PROBLEM STATEMENT: Gather up every line that includes the string "made".

RECORDS FOR THIS TASK:
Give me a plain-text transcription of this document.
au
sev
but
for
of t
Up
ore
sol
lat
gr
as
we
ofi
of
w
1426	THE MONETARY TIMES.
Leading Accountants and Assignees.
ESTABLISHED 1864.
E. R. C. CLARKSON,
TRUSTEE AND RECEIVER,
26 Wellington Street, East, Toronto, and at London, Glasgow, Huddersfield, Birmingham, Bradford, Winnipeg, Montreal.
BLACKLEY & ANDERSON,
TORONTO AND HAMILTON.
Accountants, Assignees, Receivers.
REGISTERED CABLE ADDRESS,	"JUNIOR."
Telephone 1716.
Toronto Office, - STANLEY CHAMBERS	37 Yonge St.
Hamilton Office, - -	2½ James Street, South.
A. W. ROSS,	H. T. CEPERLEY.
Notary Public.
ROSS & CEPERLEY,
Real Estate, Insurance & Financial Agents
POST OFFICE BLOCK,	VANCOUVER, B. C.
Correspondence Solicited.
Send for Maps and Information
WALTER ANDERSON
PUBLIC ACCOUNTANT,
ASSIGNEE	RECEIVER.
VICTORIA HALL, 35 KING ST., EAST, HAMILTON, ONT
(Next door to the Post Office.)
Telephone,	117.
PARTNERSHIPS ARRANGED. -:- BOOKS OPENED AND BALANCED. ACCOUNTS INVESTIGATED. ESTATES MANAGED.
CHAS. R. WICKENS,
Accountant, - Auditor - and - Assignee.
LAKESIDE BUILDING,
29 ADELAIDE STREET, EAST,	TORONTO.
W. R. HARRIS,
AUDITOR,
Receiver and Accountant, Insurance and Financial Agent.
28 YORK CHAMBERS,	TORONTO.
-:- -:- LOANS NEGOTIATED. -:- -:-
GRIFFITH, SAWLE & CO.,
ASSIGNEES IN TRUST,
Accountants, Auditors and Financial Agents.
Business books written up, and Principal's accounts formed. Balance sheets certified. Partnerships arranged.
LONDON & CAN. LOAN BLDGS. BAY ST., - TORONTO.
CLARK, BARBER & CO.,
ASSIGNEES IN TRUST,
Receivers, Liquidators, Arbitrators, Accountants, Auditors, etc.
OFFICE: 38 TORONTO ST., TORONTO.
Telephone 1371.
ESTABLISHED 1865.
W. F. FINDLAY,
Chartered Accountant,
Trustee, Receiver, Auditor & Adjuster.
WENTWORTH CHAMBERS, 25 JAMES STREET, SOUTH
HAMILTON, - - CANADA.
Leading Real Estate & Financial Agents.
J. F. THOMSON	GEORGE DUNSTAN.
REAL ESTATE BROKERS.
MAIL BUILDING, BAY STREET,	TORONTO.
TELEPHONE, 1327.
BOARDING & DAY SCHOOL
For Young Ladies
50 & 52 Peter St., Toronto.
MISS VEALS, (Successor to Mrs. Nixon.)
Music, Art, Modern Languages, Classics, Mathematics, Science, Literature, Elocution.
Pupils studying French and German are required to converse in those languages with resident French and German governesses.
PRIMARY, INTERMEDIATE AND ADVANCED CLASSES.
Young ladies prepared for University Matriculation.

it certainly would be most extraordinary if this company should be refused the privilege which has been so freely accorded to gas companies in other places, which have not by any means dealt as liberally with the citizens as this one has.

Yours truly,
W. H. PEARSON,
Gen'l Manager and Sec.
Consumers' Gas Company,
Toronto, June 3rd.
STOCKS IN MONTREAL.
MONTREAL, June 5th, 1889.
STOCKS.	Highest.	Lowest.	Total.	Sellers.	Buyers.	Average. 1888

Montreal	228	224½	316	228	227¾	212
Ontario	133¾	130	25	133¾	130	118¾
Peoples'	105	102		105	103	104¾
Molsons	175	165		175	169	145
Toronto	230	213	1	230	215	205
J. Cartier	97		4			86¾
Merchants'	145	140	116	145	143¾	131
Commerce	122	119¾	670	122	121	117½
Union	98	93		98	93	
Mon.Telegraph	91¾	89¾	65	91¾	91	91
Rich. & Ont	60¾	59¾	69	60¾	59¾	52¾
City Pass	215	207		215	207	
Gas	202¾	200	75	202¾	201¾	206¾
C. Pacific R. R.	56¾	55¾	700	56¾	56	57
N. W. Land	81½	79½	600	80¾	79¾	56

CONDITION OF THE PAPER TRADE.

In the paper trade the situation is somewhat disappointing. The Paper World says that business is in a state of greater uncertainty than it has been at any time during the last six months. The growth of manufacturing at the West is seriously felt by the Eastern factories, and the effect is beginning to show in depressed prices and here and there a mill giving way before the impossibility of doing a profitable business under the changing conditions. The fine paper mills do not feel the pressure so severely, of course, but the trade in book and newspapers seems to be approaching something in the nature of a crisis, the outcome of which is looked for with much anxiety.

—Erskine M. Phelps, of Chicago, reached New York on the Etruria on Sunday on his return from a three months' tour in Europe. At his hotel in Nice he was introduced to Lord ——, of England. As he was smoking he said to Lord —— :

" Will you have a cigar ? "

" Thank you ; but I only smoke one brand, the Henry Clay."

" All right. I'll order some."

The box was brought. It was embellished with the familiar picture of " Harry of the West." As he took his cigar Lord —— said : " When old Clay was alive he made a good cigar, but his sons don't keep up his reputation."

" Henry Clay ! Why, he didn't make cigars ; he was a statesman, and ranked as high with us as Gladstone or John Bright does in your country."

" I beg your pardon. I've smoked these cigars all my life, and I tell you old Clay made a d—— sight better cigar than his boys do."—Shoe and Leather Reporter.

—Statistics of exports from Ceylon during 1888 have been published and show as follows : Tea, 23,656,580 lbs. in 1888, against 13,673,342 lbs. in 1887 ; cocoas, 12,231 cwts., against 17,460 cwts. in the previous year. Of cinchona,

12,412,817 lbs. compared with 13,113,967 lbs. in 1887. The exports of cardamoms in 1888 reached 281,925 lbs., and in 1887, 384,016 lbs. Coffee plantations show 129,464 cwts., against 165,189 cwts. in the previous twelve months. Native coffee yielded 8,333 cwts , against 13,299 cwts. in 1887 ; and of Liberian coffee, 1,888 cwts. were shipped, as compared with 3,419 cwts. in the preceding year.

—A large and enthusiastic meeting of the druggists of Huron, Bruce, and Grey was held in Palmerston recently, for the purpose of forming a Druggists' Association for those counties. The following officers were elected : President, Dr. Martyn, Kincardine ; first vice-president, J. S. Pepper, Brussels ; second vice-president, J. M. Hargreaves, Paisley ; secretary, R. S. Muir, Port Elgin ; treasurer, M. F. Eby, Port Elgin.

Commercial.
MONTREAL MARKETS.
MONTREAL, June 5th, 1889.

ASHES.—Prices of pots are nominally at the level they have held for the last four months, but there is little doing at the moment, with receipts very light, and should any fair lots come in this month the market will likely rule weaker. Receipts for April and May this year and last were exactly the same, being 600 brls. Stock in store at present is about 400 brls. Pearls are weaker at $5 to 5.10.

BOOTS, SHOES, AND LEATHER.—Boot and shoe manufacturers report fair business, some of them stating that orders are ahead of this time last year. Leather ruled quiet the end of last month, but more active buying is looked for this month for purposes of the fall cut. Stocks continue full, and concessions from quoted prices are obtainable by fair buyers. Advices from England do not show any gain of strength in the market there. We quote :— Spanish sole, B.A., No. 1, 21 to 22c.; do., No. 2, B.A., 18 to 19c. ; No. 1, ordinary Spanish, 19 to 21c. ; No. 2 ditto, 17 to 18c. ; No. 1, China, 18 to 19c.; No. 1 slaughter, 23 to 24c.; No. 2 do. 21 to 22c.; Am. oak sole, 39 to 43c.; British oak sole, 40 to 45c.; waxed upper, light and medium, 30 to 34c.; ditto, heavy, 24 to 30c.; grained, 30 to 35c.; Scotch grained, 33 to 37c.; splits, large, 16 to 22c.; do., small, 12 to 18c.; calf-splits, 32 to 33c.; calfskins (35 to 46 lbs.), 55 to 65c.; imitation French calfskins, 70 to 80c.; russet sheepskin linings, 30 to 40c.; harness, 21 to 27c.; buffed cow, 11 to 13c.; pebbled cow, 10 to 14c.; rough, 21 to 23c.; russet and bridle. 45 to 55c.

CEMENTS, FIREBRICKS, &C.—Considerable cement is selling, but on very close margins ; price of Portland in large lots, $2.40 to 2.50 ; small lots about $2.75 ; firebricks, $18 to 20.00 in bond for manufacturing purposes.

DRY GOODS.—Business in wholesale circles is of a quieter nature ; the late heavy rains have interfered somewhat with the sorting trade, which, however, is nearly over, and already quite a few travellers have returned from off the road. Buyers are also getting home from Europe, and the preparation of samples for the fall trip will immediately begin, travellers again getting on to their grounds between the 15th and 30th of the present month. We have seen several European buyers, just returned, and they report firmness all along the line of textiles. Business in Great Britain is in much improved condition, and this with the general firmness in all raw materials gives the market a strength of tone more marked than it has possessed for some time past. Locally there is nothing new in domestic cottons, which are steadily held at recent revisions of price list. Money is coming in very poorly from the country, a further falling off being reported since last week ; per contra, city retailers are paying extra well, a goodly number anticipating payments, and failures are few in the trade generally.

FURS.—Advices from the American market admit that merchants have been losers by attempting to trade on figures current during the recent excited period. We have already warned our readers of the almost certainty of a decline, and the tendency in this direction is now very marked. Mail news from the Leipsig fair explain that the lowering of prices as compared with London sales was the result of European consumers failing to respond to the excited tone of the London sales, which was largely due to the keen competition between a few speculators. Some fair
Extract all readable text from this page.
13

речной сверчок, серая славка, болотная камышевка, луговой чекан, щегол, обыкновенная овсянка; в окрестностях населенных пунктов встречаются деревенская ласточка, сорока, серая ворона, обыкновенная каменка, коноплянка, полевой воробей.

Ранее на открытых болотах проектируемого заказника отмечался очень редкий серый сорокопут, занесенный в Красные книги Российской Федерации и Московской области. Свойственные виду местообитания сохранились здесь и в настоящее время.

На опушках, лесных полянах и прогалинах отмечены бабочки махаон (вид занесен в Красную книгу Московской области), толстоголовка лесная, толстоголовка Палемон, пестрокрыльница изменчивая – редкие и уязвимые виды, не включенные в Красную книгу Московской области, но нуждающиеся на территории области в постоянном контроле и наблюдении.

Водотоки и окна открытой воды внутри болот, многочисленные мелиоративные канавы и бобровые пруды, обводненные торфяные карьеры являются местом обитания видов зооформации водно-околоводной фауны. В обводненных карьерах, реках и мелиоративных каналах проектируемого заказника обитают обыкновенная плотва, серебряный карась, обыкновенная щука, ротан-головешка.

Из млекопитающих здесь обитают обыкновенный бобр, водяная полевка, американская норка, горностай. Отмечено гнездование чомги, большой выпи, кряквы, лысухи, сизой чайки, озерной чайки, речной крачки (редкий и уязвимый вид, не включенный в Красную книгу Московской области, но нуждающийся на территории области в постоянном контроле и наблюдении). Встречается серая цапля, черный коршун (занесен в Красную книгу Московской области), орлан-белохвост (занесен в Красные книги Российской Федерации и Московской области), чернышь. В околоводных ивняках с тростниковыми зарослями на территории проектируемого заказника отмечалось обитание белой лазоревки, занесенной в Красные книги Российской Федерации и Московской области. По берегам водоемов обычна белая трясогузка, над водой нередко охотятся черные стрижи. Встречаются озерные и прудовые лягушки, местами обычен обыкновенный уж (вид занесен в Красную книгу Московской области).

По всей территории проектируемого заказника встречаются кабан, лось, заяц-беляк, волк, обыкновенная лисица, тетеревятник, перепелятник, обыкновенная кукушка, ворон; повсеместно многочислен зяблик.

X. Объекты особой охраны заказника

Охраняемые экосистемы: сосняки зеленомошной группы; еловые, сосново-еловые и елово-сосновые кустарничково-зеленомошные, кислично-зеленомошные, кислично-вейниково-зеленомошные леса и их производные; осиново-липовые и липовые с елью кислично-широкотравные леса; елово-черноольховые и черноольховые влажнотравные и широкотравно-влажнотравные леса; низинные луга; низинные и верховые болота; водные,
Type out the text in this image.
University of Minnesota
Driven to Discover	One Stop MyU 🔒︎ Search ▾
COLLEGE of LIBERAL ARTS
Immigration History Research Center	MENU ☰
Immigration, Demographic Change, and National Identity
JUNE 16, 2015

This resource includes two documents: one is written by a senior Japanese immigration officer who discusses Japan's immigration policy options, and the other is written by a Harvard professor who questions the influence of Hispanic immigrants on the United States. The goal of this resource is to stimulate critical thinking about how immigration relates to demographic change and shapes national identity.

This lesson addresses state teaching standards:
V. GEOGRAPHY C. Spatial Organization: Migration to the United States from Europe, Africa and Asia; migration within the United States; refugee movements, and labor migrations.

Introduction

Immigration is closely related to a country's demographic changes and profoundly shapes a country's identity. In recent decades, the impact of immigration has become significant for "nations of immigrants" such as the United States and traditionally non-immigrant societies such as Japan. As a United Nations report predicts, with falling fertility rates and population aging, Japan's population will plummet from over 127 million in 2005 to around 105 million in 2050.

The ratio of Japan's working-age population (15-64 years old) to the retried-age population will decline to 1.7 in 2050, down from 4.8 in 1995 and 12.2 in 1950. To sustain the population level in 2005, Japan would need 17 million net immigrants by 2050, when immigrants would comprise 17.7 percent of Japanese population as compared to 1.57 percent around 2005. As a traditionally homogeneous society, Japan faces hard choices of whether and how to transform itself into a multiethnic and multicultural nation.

TASK RESPONSE:
The box was brought. It was embellished with the familiar picture of " Harry of the West." As he took his cigar Lord —— said : " When old Clay was alive he made a good cigar, but his sons don't keep up his reputation."
" I beg your pardon. I've smoked these cigars all my life, and I tell you old Clay made a d—— sight better cigar than his boys do."—Shoe and Leather Reporter.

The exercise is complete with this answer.